Pull out the lines from the one containing "Decode this chart: output" through the final line of the listing below and repeat them exactly. Leave the pictures behind.

==== Entries shown ====

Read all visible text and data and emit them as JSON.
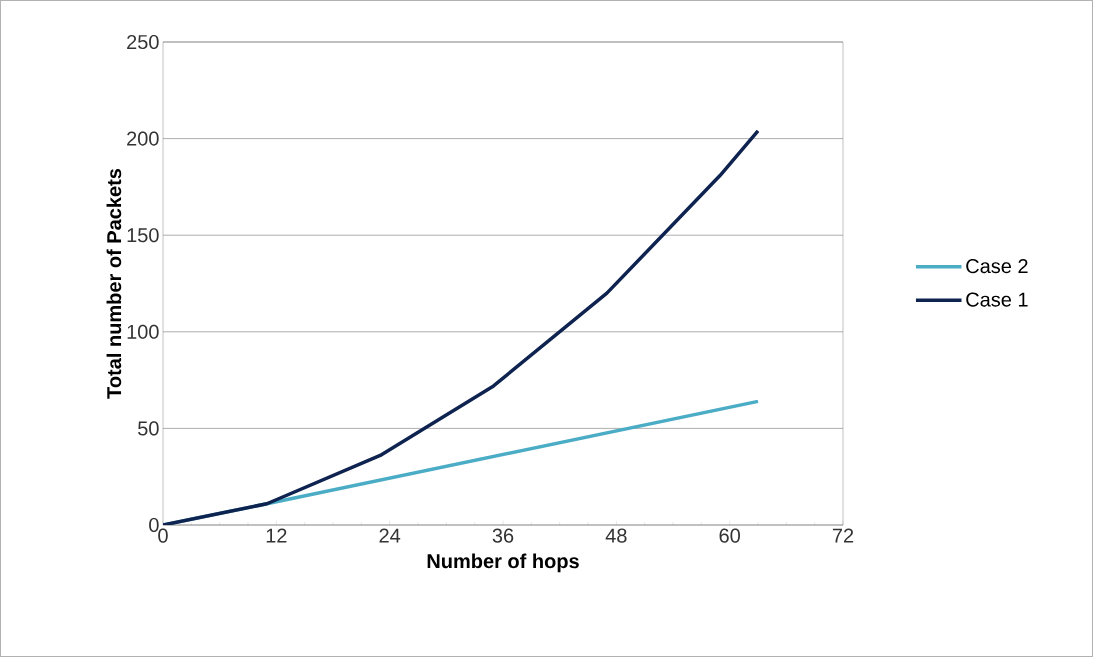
{
  "chart_data": {
    "type": "line",
    "xlabel": "Number of hops",
    "ylabel": "Total number of Packets",
    "xlim": [
      0,
      72
    ],
    "ylim": [
      0,
      250
    ],
    "xticks": [
      0,
      12,
      24,
      36,
      48,
      60,
      72
    ],
    "yticks": [
      0,
      50,
      100,
      150,
      200,
      250
    ],
    "grid": "y",
    "legend": "right",
    "marker": "none",
    "line_style": "solid",
    "series": [
      {
        "name": "Case 2",
        "color": "#4bacc6",
        "x": [
          0,
          11,
          63
        ],
        "values": [
          0,
          11,
          64
        ]
      },
      {
        "name": "Case 1",
        "color": "#0f2350",
        "x": [
          0,
          11,
          23,
          35,
          47,
          59,
          63
        ],
        "values": [
          0,
          11,
          36,
          72,
          120,
          181,
          204
        ]
      }
    ]
  }
}
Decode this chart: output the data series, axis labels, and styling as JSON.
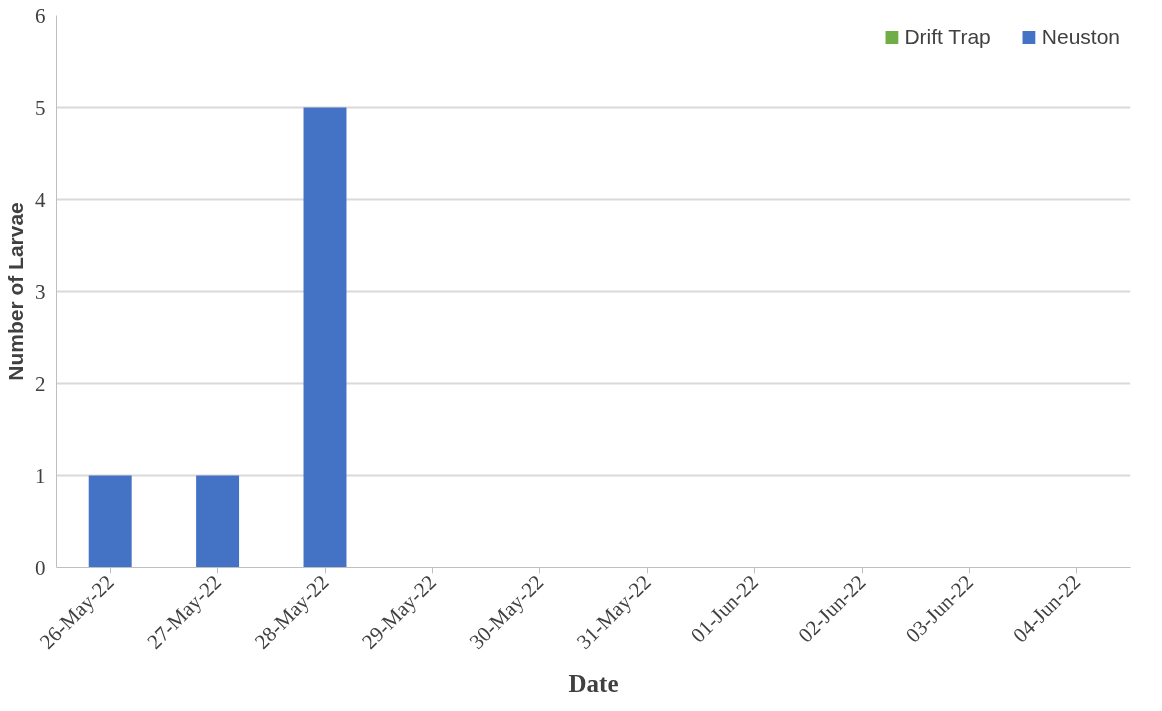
{
  "chart_data": {
    "type": "bar",
    "xlabel": "Date",
    "ylabel": "Number of Larvae",
    "categories": [
      "26-May-22",
      "27-May-22",
      "28-May-22",
      "29-May-22",
      "30-May-22",
      "31-May-22",
      "01-Jun-22",
      "02-Jun-22",
      "03-Jun-22",
      "04-Jun-22"
    ],
    "series": [
      {
        "name": "Drift Trap",
        "color": "#70ad47",
        "values": [
          0,
          0,
          0,
          0,
          0,
          0,
          0,
          0,
          0,
          0
        ]
      },
      {
        "name": "Neuston",
        "color": "#4472c4",
        "values": [
          1,
          1,
          5,
          0,
          0,
          0,
          0,
          0,
          0,
          0
        ]
      }
    ],
    "ylim": [
      0,
      6
    ],
    "yticks": [
      0,
      1,
      2,
      3,
      4,
      5,
      6
    ],
    "grid": "y",
    "legend": "top right"
  }
}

====

§ Problem solution
Decode this chart: output the data series, axis labels, and styling as JSON.
{
  "chart_data": {
    "type": "bar",
    "xlabel": "Date",
    "ylabel": "Number of Larvae",
    "categories": [
      "26-May-22",
      "27-May-22",
      "28-May-22",
      "29-May-22",
      "30-May-22",
      "31-May-22",
      "01-Jun-22",
      "02-Jun-22",
      "03-Jun-22",
      "04-Jun-22"
    ],
    "series": [
      {
        "name": "Drift Trap",
        "color": "#70ad47",
        "values": [
          0,
          0,
          0,
          0,
          0,
          0,
          0,
          0,
          0,
          0
        ]
      },
      {
        "name": "Neuston",
        "color": "#4472c4",
        "values": [
          1,
          1,
          5,
          0,
          0,
          0,
          0,
          0,
          0,
          0
        ]
      }
    ],
    "ylim": [
      0,
      6
    ],
    "yticks": [
      0,
      1,
      2,
      3,
      4,
      5,
      6
    ],
    "grid": "y",
    "legend": "top right"
  }
}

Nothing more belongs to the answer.